What the task requires = Exactly as written, please set down all of the entries again, with no pictures.
-- Begin Records supplied --
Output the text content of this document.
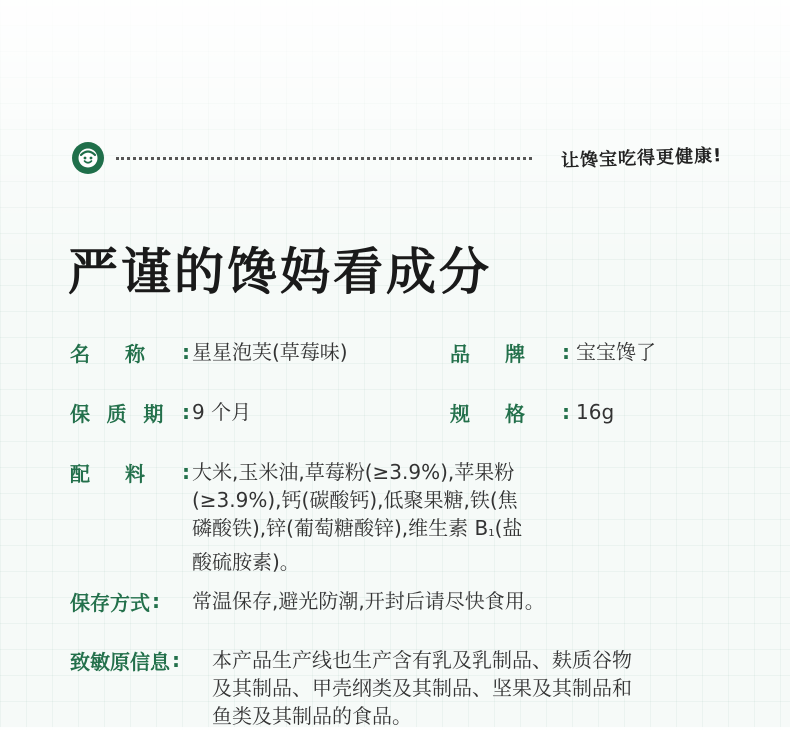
让馋宝吃得更健康!
严谨的馋妈看成分
名 称 : 星星泡芙(草莓味)	品 牌 : 宝宝馋了
保 质 期 : 9 个月	规 格 : 16g
配 料 : 大米,玉米油,草莓粉(≥3.9%),苹果粉
(≥3.9%),钙(碳酸钙),低聚果糖,铁(焦
磷酸铁),锌(葡萄糖酸锌),维生素 $B_1$(盐
酸硫胺素)。
保存方式 : 常温保存,避光防潮,开封后请尽快食用。
致敏原信息 : 本产品生产线也生产含有乳及乳制品、麸质谷物
及其制品、甲壳纲类及其制品、坚果及其制品和
鱼类及其制品的食品。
-- End Records supplied --
Task result =
Output the text content of this document.
让馋宝吃得更健康!
严谨的馋妈看成分
名 称 : 星星泡芙(草莓味)	品 牌 : 宝宝馋了
保 质 期 : 9 个月	规 格 : 16g
配 料 : 大米,玉米油,草莓粉(≥3.9%),苹果粉
(≥3.9%),钙(碳酸钙),低聚果糖,铁(焦
磷酸铁),锌(葡萄糖酸锌),维生素 $B_1$(盐
酸硫胺素)。
保存方式 : 常温保存,避光防潮,开封后请尽快食用。
致敏原信息 : 本产品生产线也生产含有乳及乳制品、麸质谷物
及其制品、甲壳纲类及其制品、坚果及其制品和
鱼类及其制品的食品。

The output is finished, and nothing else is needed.